Your task: Write out all records as given; omit images.
-------
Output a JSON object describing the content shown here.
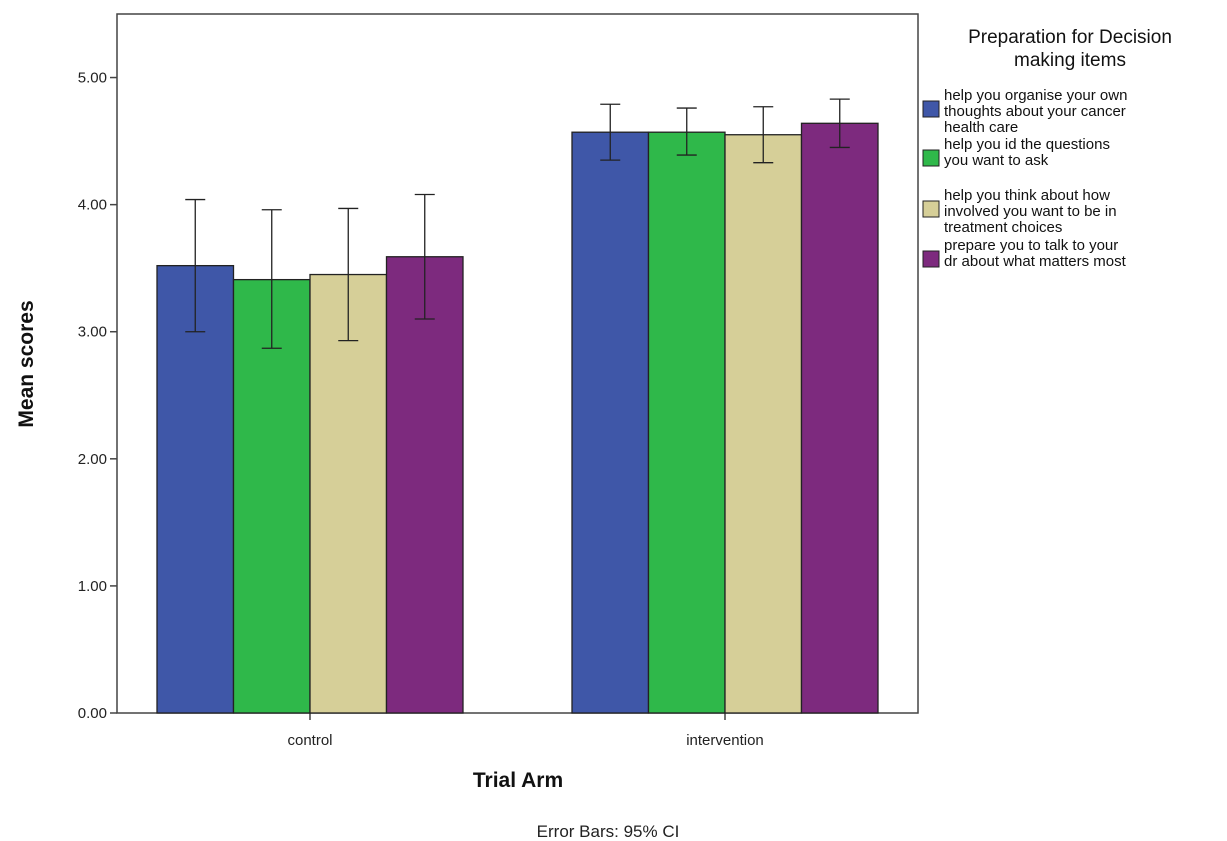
{
  "chart_data": {
    "type": "bar",
    "categories": [
      "control",
      "intervention"
    ],
    "xlabel": "Trial Arm",
    "ylabel": "Mean scores",
    "ylim": [
      0,
      5.5
    ],
    "yticks": [
      "0.00",
      "1.00",
      "2.00",
      "3.00",
      "4.00",
      "5.00"
    ],
    "grid": false,
    "legend": {
      "title_lines": [
        "Preparation for Decision",
        "making items"
      ],
      "placement": "right"
    },
    "footnote": "Error Bars: 95% CI",
    "series": [
      {
        "name": "help you organise your own thoughts about your cancer health care",
        "name_lines": [
          "help you organise your own",
          "thoughts about your cancer",
          "health care"
        ],
        "color": "#3f57a8",
        "values": [
          3.52,
          4.57
        ],
        "ci_low": [
          3.0,
          4.35
        ],
        "ci_high": [
          4.04,
          4.79
        ]
      },
      {
        "name": "help you id the questions you want to ask",
        "name_lines": [
          "help you id the questions",
          "you want to ask"
        ],
        "color": "#2fb84a",
        "values": [
          3.41,
          4.57
        ],
        "ci_low": [
          2.87,
          4.39
        ],
        "ci_high": [
          3.96,
          4.76
        ]
      },
      {
        "name": "help you think about how involved you want to be in treatment choices",
        "name_lines": [
          "help you think about how",
          "involved you want to be in",
          "treatment choices"
        ],
        "color": "#d6cf98",
        "values": [
          3.45,
          4.55
        ],
        "ci_low": [
          2.93,
          4.33
        ],
        "ci_high": [
          3.97,
          4.77
        ]
      },
      {
        "name": "prepare you to talk to your dr about what matters most",
        "name_lines": [
          "prepare you to talk to your",
          "dr about what matters most"
        ],
        "color": "#7d2a7e",
        "values": [
          3.59,
          4.64
        ],
        "ci_low": [
          3.1,
          4.45
        ],
        "ci_high": [
          4.08,
          4.83
        ]
      }
    ]
  }
}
-------
Answer to this task:
Output a JSON object describing the content shown here.
{
  "chart_data": {
    "type": "bar",
    "categories": [
      "control",
      "intervention"
    ],
    "xlabel": "Trial Arm",
    "ylabel": "Mean scores",
    "ylim": [
      0,
      5.5
    ],
    "yticks": [
      "0.00",
      "1.00",
      "2.00",
      "3.00",
      "4.00",
      "5.00"
    ],
    "grid": false,
    "legend": {
      "title_lines": [
        "Preparation for Decision",
        "making items"
      ],
      "placement": "right"
    },
    "footnote": "Error Bars: 95% CI",
    "series": [
      {
        "name": "help you organise your own thoughts about your cancer health care",
        "name_lines": [
          "help you organise your own",
          "thoughts about your cancer",
          "health care"
        ],
        "color": "#3f57a8",
        "values": [
          3.52,
          4.57
        ],
        "ci_low": [
          3.0,
          4.35
        ],
        "ci_high": [
          4.04,
          4.79
        ]
      },
      {
        "name": "help you id the questions you want to ask",
        "name_lines": [
          "help you id the questions",
          "you want to ask"
        ],
        "color": "#2fb84a",
        "values": [
          3.41,
          4.57
        ],
        "ci_low": [
          2.87,
          4.39
        ],
        "ci_high": [
          3.96,
          4.76
        ]
      },
      {
        "name": "help you think about how involved you want to be in treatment choices",
        "name_lines": [
          "help you think about how",
          "involved you want to be in",
          "treatment choices"
        ],
        "color": "#d6cf98",
        "values": [
          3.45,
          4.55
        ],
        "ci_low": [
          2.93,
          4.33
        ],
        "ci_high": [
          3.97,
          4.77
        ]
      },
      {
        "name": "prepare you to talk to your dr about what matters most",
        "name_lines": [
          "prepare you to talk to your",
          "dr about what matters most"
        ],
        "color": "#7d2a7e",
        "values": [
          3.59,
          4.64
        ],
        "ci_low": [
          3.1,
          4.45
        ],
        "ci_high": [
          4.08,
          4.83
        ]
      }
    ]
  }
}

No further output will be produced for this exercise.